Omit the pictures and output every entry below exactly as written.

- _ENTRIES PROVIDED_

= = =

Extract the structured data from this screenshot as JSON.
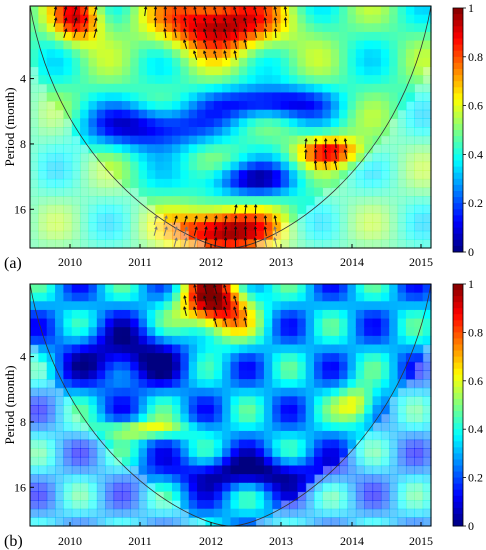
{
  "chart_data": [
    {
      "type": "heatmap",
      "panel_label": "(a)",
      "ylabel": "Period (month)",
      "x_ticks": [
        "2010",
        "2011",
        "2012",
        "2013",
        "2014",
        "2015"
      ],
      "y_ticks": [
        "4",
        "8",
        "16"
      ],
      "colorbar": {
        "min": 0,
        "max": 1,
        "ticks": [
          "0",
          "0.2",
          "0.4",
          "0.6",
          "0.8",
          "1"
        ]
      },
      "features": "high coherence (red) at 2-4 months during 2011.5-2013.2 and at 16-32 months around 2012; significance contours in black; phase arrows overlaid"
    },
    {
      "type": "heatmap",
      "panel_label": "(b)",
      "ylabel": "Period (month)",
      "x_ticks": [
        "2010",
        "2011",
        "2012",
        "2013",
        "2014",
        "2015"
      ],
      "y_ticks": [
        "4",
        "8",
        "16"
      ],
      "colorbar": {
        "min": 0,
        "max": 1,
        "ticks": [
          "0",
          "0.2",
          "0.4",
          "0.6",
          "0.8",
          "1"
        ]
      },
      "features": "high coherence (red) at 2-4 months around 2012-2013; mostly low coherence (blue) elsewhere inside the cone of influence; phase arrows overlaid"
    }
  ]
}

= = =

- _TASK RESPONSE_
Extract the structured data from this screenshot as JSON.
{
  "chart_data": [
    {
      "type": "heatmap",
      "panel_label": "(a)",
      "ylabel": "Period (month)",
      "x_ticks": [
        "2010",
        "2011",
        "2012",
        "2013",
        "2014",
        "2015"
      ],
      "y_ticks": [
        "4",
        "8",
        "16"
      ],
      "colorbar": {
        "min": 0,
        "max": 1,
        "ticks": [
          "0",
          "0.2",
          "0.4",
          "0.6",
          "0.8",
          "1"
        ]
      },
      "features": "high coherence (red) at 2-4 months during 2011.5-2013.2 and at 16-32 months around 2012; significance contours in black; phase arrows overlaid"
    },
    {
      "type": "heatmap",
      "panel_label": "(b)",
      "ylabel": "Period (month)",
      "x_ticks": [
        "2010",
        "2011",
        "2012",
        "2013",
        "2014",
        "2015"
      ],
      "y_ticks": [
        "4",
        "8",
        "16"
      ],
      "colorbar": {
        "min": 0,
        "max": 1,
        "ticks": [
          "0",
          "0.2",
          "0.4",
          "0.6",
          "0.8",
          "1"
        ]
      },
      "features": "high coherence (red) at 2-4 months around 2012-2013; mostly low coherence (blue) elsewhere inside the cone of influence; phase arrows overlaid"
    }
  ]
}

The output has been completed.